— Problem statement —
Rewrite all of the items below as a JSON list of strings, with one string per line. Skip blank lines and leave the pictures out.

^^^^^^^^

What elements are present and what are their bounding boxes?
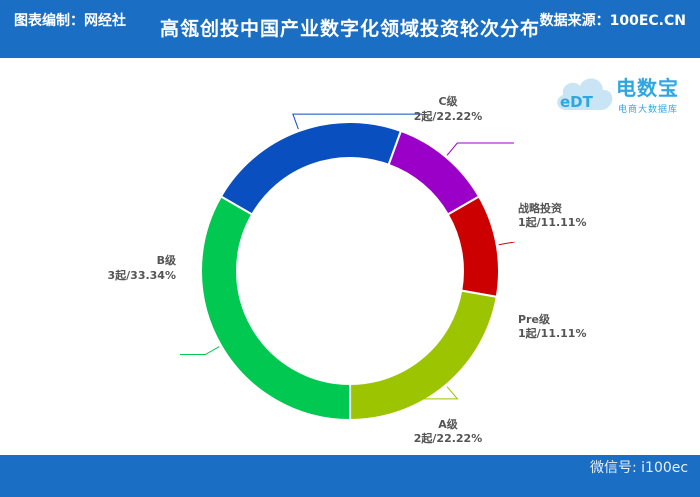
- slice-value-label: 1起/11.11%: [518, 215, 587, 229]
- donut-slice: [200, 195, 352, 422]
- footer-bar: [0, 455, 700, 497]
- logo-tagline: 电商大数据库: [618, 105, 679, 115]
- leader-line: [498, 241, 515, 246]
- slice-name-label: B级: [157, 253, 177, 267]
- donut-slices: [200, 121, 500, 422]
- slice-value-label: 2起/22.22%: [414, 431, 483, 445]
- slice-name-label: A级: [438, 417, 459, 431]
- footer-source: 数据来源：100EC.CN: [539, 13, 686, 29]
- slice-name-label: C级: [438, 94, 458, 108]
- page-title: 高瓴创投中国产业数字化领域投资轮次分布: [159, 18, 540, 40]
- leader-line: [416, 386, 459, 400]
- donut-slice: [349, 289, 498, 422]
- slice-value-label: 3起/33.34%: [108, 268, 177, 282]
- donut-slice: [219, 121, 403, 216]
- leader-line: [446, 142, 514, 156]
- cloud-logo-icon: eDT: [557, 78, 613, 111]
- header-bar: [0, 0, 700, 58]
- slice-name-label: Pre级: [518, 312, 551, 326]
- leader-line: [180, 346, 220, 356]
- slice-name-label: 战略投资: [518, 201, 562, 215]
- donut-slice: [446, 195, 500, 298]
- slice-value-label: 1起/11.11%: [518, 326, 587, 340]
- leader-line: [292, 113, 422, 130]
- slice-value-label: 2起/22.22%: [414, 109, 483, 123]
- logo-mark: eDT: [560, 93, 594, 111]
- wechat-watermark: 微信号: i100ec: [590, 460, 689, 476]
- slice-labels: C级2起/22.22%战略投资1起/11.11%Pre级1起/11.11%A级2…: [108, 94, 587, 445]
- footer-credit: 图表编制：网经社: [14, 13, 126, 29]
- logo-brand-text: 电数宝: [616, 76, 679, 100]
- brand-logo: eDT 电数宝 电商大数据库: [552, 66, 692, 124]
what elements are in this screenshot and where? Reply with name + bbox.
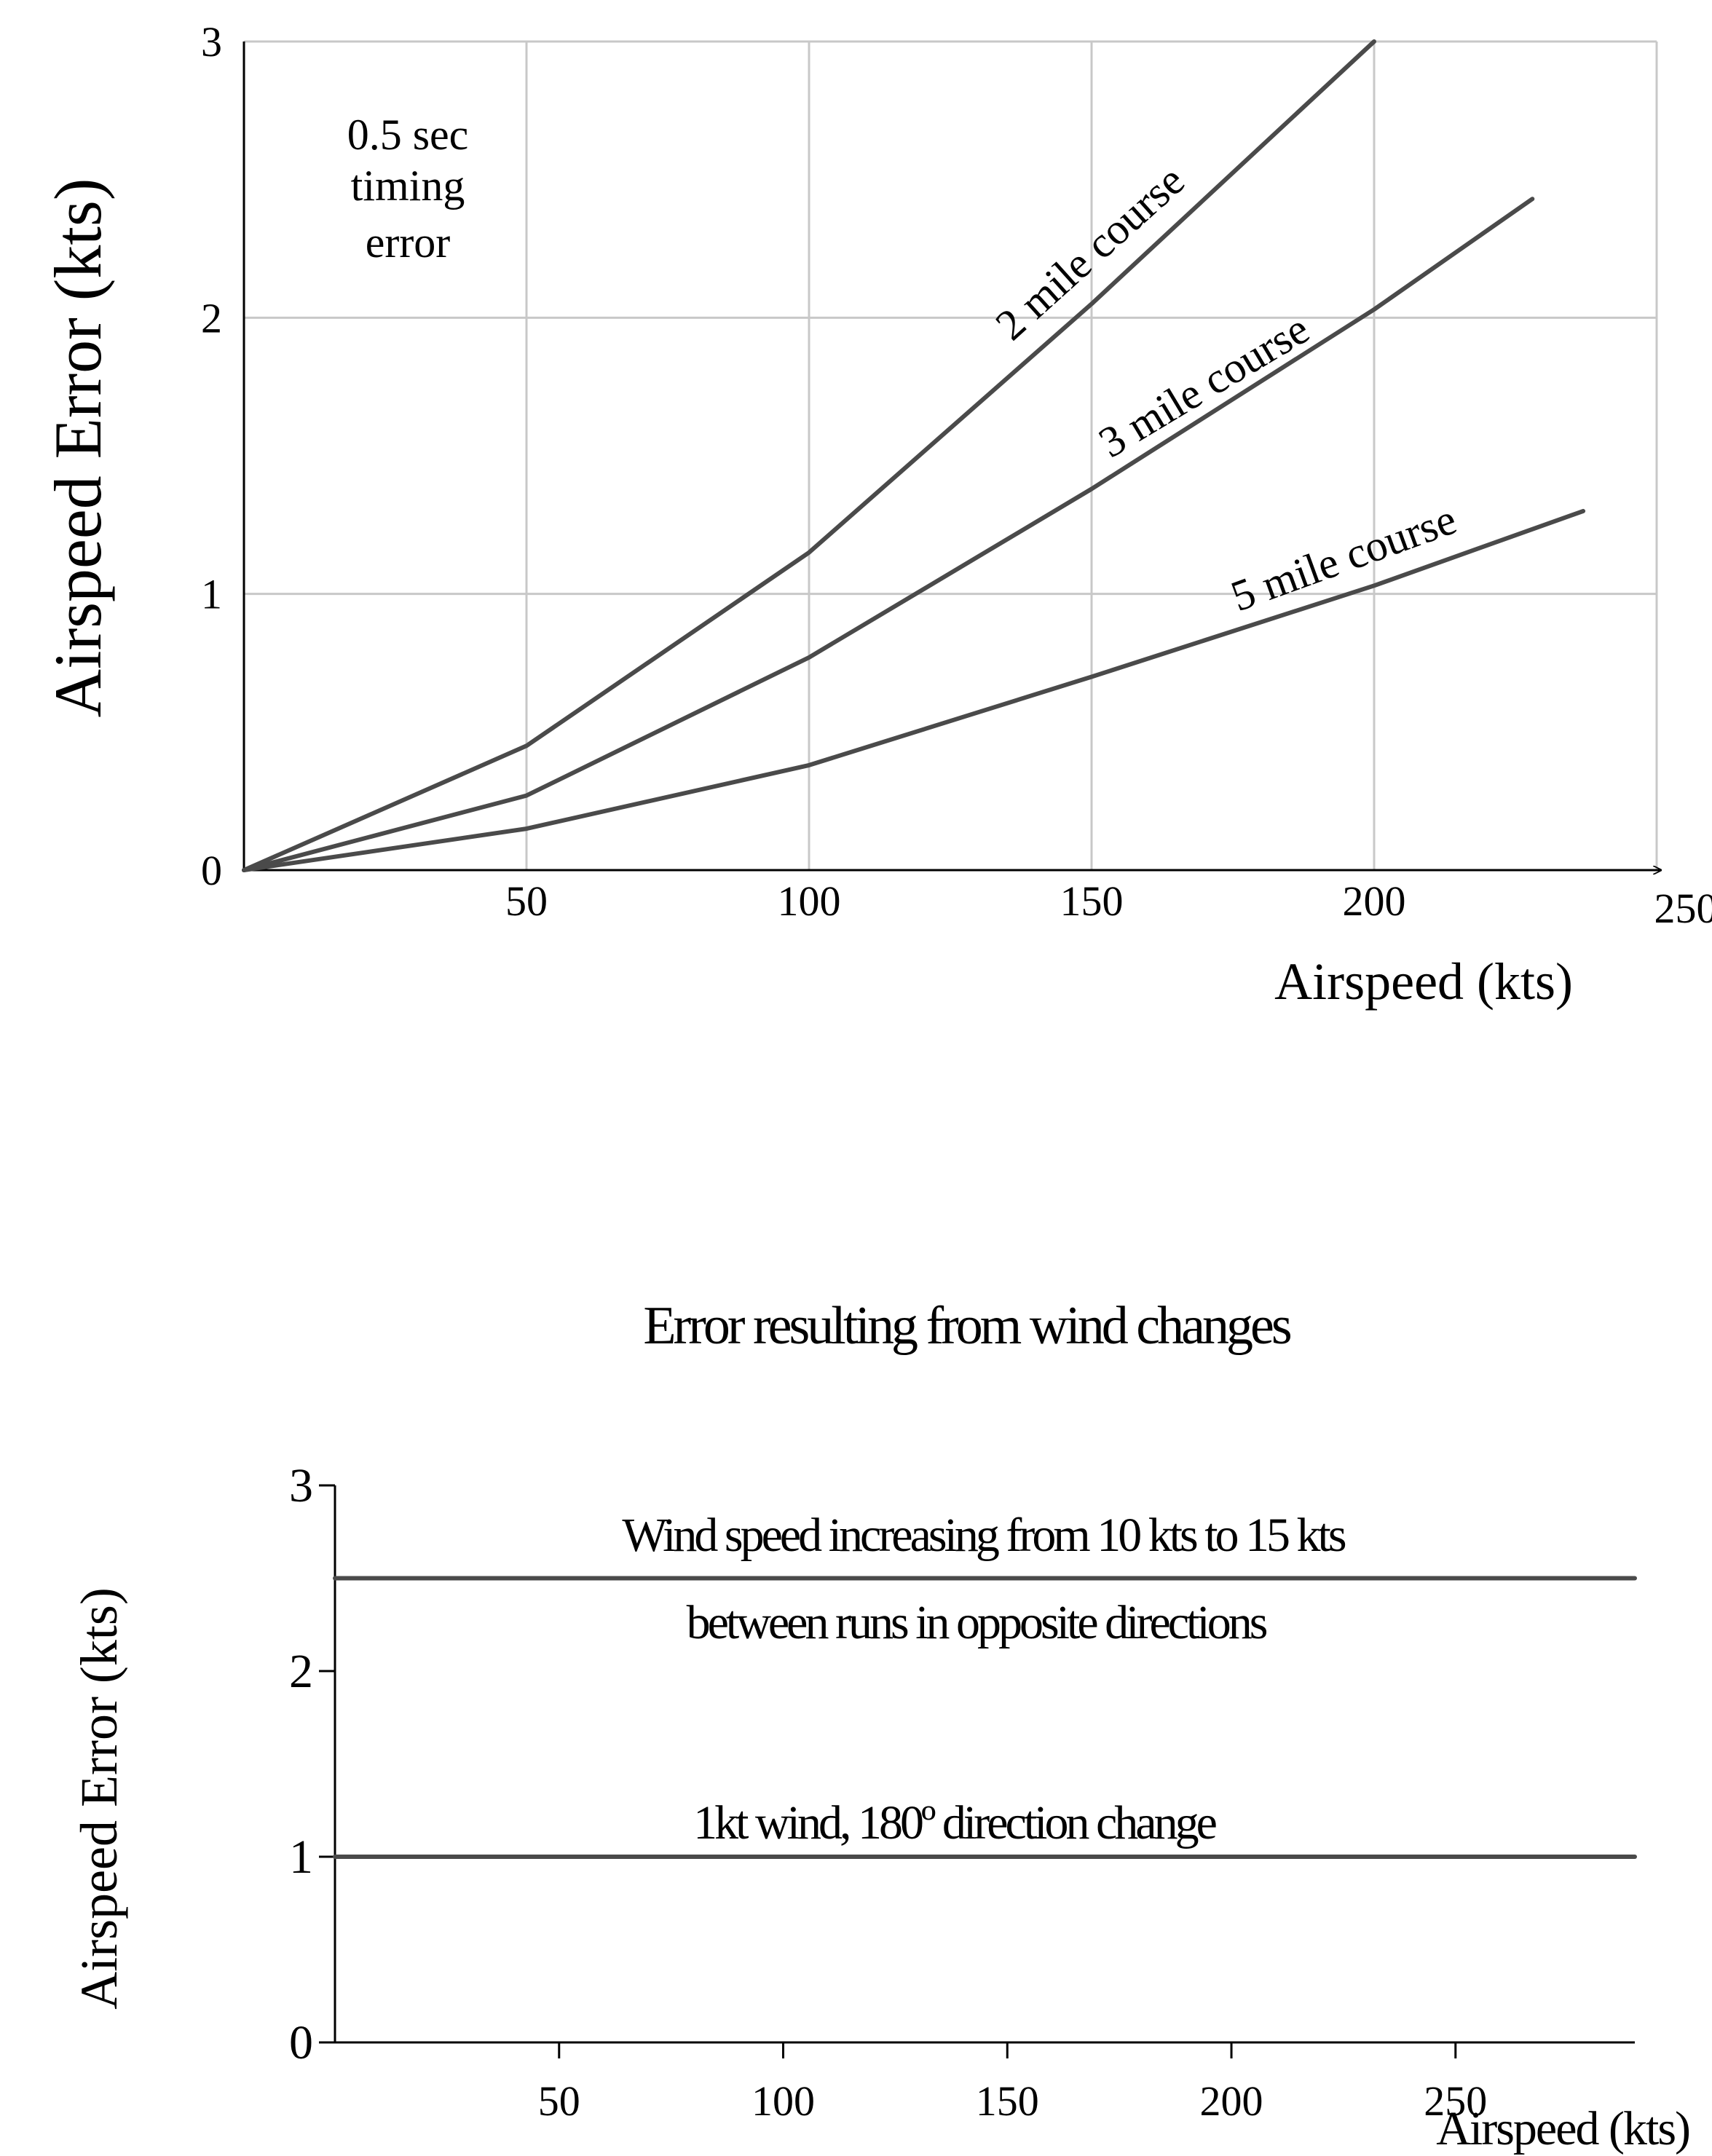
series-line-2-mile-course: [242, 39, 1376, 872]
chart2-axes: [334, 1485, 1635, 2044]
chart1-y-axis-label: Airspeed Error (kts): [41, 178, 115, 718]
series-label-5-mile-course: 5 mile course: [1225, 495, 1462, 621]
y-tick-label-3: 3: [289, 1459, 313, 1512]
chart1-series: [242, 39, 1586, 872]
chart2-series: [333, 1576, 1637, 1859]
x-tick-label-150: 150: [976, 2077, 1039, 2125]
y-tick-label-3: 3: [201, 18, 222, 66]
wind-change-chart: Error resulting from wind changes 0 1 2 3 50…: [70, 1296, 1691, 2155]
x-tick-label-200: 200: [1200, 2077, 1263, 2125]
direction-change-label: 1kt wind, 180º direction change: [693, 1796, 1215, 1849]
chart1-x-axis-label: Airspeed (kts): [1274, 952, 1573, 1011]
y-tick-label-0: 0: [289, 2016, 313, 2069]
x-tick-label-100: 100: [778, 877, 841, 925]
chart1-tick-labels: 50 100 150 200 250 0 1 2 3: [201, 18, 1712, 932]
y-tick-label-2: 2: [289, 1645, 313, 1698]
chart1-axes: [242, 42, 1661, 870]
chart2-y-axis-label: Airspeed Error (kts): [70, 1587, 128, 2010]
chart1-grid: [244, 40, 1658, 870]
chart2-title: Error resulting from wind changes: [643, 1296, 1290, 1356]
series-label-3-mile-course: 3 mile course: [1091, 304, 1317, 467]
series-line-5-mile-course: [242, 508, 1586, 872]
annotation-line-2: timing: [351, 162, 465, 210]
y-tick-label-1: 1: [289, 1831, 313, 1884]
wind-speed-label-line-1: Wind speed increasing from 10 kts to 15 …: [622, 1509, 1345, 1562]
y-tick-label-0: 0: [201, 847, 222, 894]
x-tick-label-250: 250: [1424, 2077, 1487, 2125]
y-tick-label-2: 2: [201, 294, 222, 341]
annotation-line-1: 0.5 sec: [347, 111, 469, 159]
x-tick-label-100: 100: [752, 2077, 815, 2125]
chart2-x-axis-label: Airspeed (kts): [1436, 2102, 1689, 2155]
x-tick-label-50: 50: [538, 2077, 580, 2125]
annotation-line-3: error: [366, 218, 451, 266]
timing-error-annotation: 0.5 sec timing error: [347, 111, 469, 266]
chart2-tick-labels: 0 1 2 3 50 100 150 200 250: [289, 1459, 1487, 2125]
x-tick-label-150: 150: [1060, 877, 1124, 925]
series-line-3-mile-course: [242, 197, 1535, 872]
y-tick-label-1: 1: [201, 571, 222, 618]
series-label-2-mile-course: 2 mile course: [987, 156, 1194, 349]
wind-speed-label-line-2: between runs in opposite directions: [687, 1596, 1267, 1649]
x-tick-label-50: 50: [505, 877, 548, 925]
x-tick-label-200: 200: [1343, 877, 1406, 925]
x-tick-label-250: 250: [1654, 885, 1712, 932]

^^^^^^^^

— Output —
[
  "What elements are present and what are their bounding boxes?",
  "- slice-value-label: 1起/11.11%: [518, 215, 587, 229]",
  "- donut-slice: [200, 195, 352, 422]",
  "- footer-bar: [0, 455, 700, 497]",
  "- logo-tagline: 电商大数据库: [618, 105, 679, 115]",
  "- leader-line: [498, 241, 515, 246]",
  "- slice-name-label: B级: [157, 253, 177, 267]",
  "- donut-slices: [200, 121, 500, 422]",
  "- slice-value-label: 2起/22.22%: [414, 431, 483, 445]",
  "- slice-name-label: A级: [438, 417, 459, 431]",
  "- footer-source: 数据来源：100EC.CN: [539, 13, 686, 29]",
  "- slice-name-label: C级: [438, 94, 458, 108]",
  "- page-title: 高瓴创投中国产业数字化领域投资轮次分布: [159, 18, 540, 40]",
  "- leader-line: [416, 386, 459, 400]",
  "- donut-slice: [349, 289, 498, 422]",
  "- slice-value-label: 3起/33.34%: [108, 268, 177, 282]",
  "- donut-slice: [219, 121, 403, 216]",
  "- leader-line: [446, 142, 514, 156]",
  "- cloud-logo-icon: eDT: [557, 78, 613, 111]",
  "- header-bar: [0, 0, 700, 58]",
  "- slice-name-label: Pre级: [518, 312, 551, 326]",
  "- leader-line: [180, 346, 220, 356]",
  "- slice-name-label: 战略投资: [518, 201, 562, 215]",
  "- donut-slice: [446, 195, 500, 298]",
  "- slice-value-label: 1起/11.11%: [518, 326, 587, 340]",
  "- leader-line: [292, 113, 422, 130]",
  "- slice-value-label: 2起/22.22%: [414, 109, 483, 123]",
  "- logo-mark: eDT: [560, 93, 594, 111]",
  "- wechat-watermark: 微信号: i100ec: [590, 460, 689, 476]",
  "- slice-labels: C级2起/22.22%战略投资1起/11.11%Pre级1起/11.11%A级2…: [108, 94, 587, 445]",
  "- footer-credit: 图表编制：网经社: [14, 13, 126, 29]",
  "- logo-brand-text: 电数宝: [616, 76, 679, 100]",
  "- brand-logo: eDT 电数宝 电商大数据库: [552, 66, 692, 124]",
  "what elements are in this screenshot and where? Reply with name + bbox.",
  "series-line-2-mile-course: [242, 39, 1376, 872]",
  "chart2-axes: [334, 1485, 1635, 2044]",
  "chart1-y-axis-label: Airspeed Error (kts): [41, 178, 115, 718]",
  "series-label-5-mile-course: 5 mile course: [1225, 495, 1462, 621]",
  "y-tick-label-3: 3: [289, 1459, 313, 1512]",
  "chart1-series: [242, 39, 1586, 872]",
  "chart2-series: [333, 1576, 1637, 1859]",
  "x-tick-label-150: 150: [976, 2077, 1039, 2125]",
  "y-tick-label-3: 3: [201, 18, 222, 66]",
  "wind-change-chart: Error resulting from wind changes 0 1 2 3 50…: [70, 1296, 1691, 2155]",
  "x-tick-label-200: 200: [1200, 2077, 1263, 2125]",
  "direction-change-label: 1kt wind, 180º direction change: [693, 1796, 1215, 1849]",
  "chart1-x-axis-label: Airspeed (kts): [1274, 952, 1573, 1011]",
  "y-tick-label-0: 0: [289, 2016, 313, 2069]",
  "x-tick-label-100: 100: [778, 877, 841, 925]",
  "chart1-tick-labels: 50 100 150 200 250 0 1 2 3: [201, 18, 1712, 932]",
  "y-tick-label-2: 2: [289, 1645, 313, 1698]",
  "chart1-axes: [242, 42, 1661, 870]",
  "chart2-y-axis-label: Airspeed Error (kts): [70, 1587, 128, 2010]",
  "chart1-grid: [244, 40, 1658, 870]",
  "chart2-title: Error resulting from wind changes: [643, 1296, 1290, 1356]",
  "series-label-3-mile-course: 3 mile course: [1091, 304, 1317, 467]",
  "series-line-5-mile-course: [242, 508, 1586, 872]",
  "annotation-line-2: timing: [351, 162, 465, 210]",
  "y-tick-label-1: 1: [289, 1831, 313, 1884]",
  "wind-speed-label-line-1: Wind speed increasing from 10 kts to 15 …: [622, 1509, 1345, 1562]",
  "y-tick-label-0: 0: [201, 847, 222, 894]",
  "x-tick-label-250: 250: [1424, 2077, 1487, 2125]",
  "y-tick-label-2: 2: [201, 294, 222, 341]",
  "annotation-line-1: 0.5 sec: [347, 111, 469, 159]",
  "x-tick-label-100: 100: [752, 2077, 815, 2125]",
  "chart2-x-axis-label: Airspeed (kts): [1436, 2102, 1689, 2155]",
  "x-tick-label-50: 50: [538, 2077, 580, 2125]",
  "annotation-line-3: error: [366, 218, 451, 266]",
  "timing-error-annotation: 0.5 sec timing error: [347, 111, 469, 266]",
  "chart2-tick-labels: 0 1 2 3 50 100 150 200 250: [289, 1459, 1487, 2125]",
  "x-tick-label-150: 150: [1060, 877, 1124, 925]",
  "series-line-3-mile-course: [242, 197, 1535, 872]",
  "y-tick-label-1: 1: [201, 571, 222, 618]",
  "series-label-2-mile-course: 2 mile course: [987, 156, 1194, 349]",
  "wind-speed-label-line-2: between runs in opposite directions: [687, 1596, 1267, 1649]",
  "x-tick-label-50: 50: [505, 877, 548, 925]",
  "x-tick-label-200: 200: [1343, 877, 1406, 925]",
  "x-tick-label-250: 250: [1654, 885, 1712, 932]"
]